◆ AIM OF THE TASK
Copy out all the data, word for word.

◆ DATA TO PROCESS
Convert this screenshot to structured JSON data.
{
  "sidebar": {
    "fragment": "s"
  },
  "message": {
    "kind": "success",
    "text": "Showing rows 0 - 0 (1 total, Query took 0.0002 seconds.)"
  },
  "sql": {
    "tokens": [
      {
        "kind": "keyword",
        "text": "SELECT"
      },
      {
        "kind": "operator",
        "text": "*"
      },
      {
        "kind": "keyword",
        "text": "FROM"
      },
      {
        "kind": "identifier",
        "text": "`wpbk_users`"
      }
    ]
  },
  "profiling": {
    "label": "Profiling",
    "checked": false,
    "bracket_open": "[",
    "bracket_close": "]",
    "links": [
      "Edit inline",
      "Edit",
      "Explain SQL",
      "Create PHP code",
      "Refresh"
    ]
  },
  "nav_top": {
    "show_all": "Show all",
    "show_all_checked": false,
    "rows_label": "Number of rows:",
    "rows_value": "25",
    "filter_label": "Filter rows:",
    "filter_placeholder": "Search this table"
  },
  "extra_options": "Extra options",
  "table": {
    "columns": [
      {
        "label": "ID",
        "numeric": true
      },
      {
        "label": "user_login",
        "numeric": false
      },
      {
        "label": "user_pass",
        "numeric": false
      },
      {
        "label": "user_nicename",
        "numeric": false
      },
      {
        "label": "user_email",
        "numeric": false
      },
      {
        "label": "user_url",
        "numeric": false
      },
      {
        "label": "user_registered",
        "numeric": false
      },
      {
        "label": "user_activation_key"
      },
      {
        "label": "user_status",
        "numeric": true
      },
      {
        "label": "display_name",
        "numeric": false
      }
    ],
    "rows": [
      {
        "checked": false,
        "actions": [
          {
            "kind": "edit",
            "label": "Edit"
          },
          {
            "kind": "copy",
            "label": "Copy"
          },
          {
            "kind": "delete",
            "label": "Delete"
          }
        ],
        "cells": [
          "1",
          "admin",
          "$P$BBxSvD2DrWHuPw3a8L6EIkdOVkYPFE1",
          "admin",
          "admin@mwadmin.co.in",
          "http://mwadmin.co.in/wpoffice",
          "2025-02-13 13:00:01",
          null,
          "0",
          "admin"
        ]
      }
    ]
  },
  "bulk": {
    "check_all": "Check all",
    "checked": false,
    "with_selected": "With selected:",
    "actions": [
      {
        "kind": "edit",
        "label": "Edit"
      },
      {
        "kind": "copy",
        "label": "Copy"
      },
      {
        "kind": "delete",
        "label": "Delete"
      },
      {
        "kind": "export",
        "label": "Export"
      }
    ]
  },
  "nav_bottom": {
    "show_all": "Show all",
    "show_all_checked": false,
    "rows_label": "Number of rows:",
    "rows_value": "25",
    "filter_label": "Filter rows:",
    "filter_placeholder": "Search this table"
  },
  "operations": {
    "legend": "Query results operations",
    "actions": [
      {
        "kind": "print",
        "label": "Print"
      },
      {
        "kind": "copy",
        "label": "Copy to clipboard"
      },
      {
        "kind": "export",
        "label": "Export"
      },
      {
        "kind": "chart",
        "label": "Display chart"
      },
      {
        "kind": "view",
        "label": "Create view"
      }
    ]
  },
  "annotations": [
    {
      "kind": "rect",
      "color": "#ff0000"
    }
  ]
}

◆ WORKED SOLUTION
Convert this screenshot to structured JSON data.
{
  "sidebar": {
    "fragment": "s"
  },
  "message": {
    "kind": "success",
    "text": "Showing rows 0 - 0 (1 total, Query took 0.0002 seconds.)"
  },
  "sql": {
    "tokens": [
      {
        "kind": "keyword",
        "text": "SELECT"
      },
      {
        "kind": "operator",
        "text": "*"
      },
      {
        "kind": "keyword",
        "text": "FROM"
      },
      {
        "kind": "identifier",
        "text": "`wpbk_users`"
      }
    ]
  },
  "profiling": {
    "label": "Profiling",
    "checked": false,
    "bracket_open": "[",
    "bracket_close": "]",
    "links": [
      "Edit inline",
      "Edit",
      "Explain SQL",
      "Create PHP code",
      "Refresh"
    ]
  },
  "nav_top": {
    "show_all": "Show all",
    "show_all_checked": false,
    "rows_label": "Number of rows:",
    "rows_value": "25",
    "filter_label": "Filter rows:",
    "filter_placeholder": "Search this table"
  },
  "extra_options": "Extra options",
  "table": {
    "columns": [
      {
        "label": "ID",
        "numeric": true
      },
      {
        "label": "user_login",
        "numeric": false
      },
      {
        "label": "user_pass",
        "numeric": false
      },
      {
        "label": "user_nicename",
        "numeric": false
      },
      {
        "label": "user_email",
        "numeric": false
      },
      {
        "label": "user_url",
        "numeric": false
      },
      {
        "label": "user_registered",
        "numeric": false
      },
      {
        "label": "user_activation_key"
      },
      {
        "label": "user_status",
        "numeric": true
      },
      {
        "label": "display_name",
        "numeric": false
      }
    ],
    "rows": [
      {
        "checked": false,
        "actions": [
          {
            "kind": "edit",
            "label": "Edit"
          },
          {
            "kind": "copy",
            "label": "Copy"
          },
          {
            "kind": "delete",
            "label": "Delete"
          }
        ],
        "cells": [
          "1",
          "admin",
          "$P$BBxSvD2DrWHuPw3a8L6EIkdOVkYPFE1",
          "admin",
          "admin@mwadmin.co.in",
          "http://mwadmin.co.in/wpoffice",
          "2025-02-13 13:00:01",
          null,
          "0",
          "admin"
        ]
      }
    ]
  },
  "bulk": {
    "check_all": "Check all",
    "checked": false,
    "with_selected": "With selected:",
    "actions": [
      {
        "kind": "edit",
        "label": "Edit"
      },
      {
        "kind": "copy",
        "label": "Copy"
      },
      {
        "kind": "delete",
        "label": "Delete"
      },
      {
        "kind": "export",
        "label": "Export"
      }
    ]
  },
  "nav_bottom": {
    "show_all": "Show all",
    "show_all_checked": false,
    "rows_label": "Number of rows:",
    "rows_value": "25",
    "filter_label": "Filter rows:",
    "filter_placeholder": "Search this table"
  },
  "operations": {
    "legend": "Query results operations",
    "actions": [
      {
        "kind": "print",
        "label": "Print"
      },
      {
        "kind": "copy",
        "label": "Copy to clipboard"
      },
      {
        "kind": "export",
        "label": "Export"
      },
      {
        "kind": "chart",
        "label": "Display chart"
      },
      {
        "kind": "view",
        "label": "Create view"
      }
    ]
  },
  "annotations": [
    {
      "kind": "rect",
      "color": "#ff0000"
    }
  ]
}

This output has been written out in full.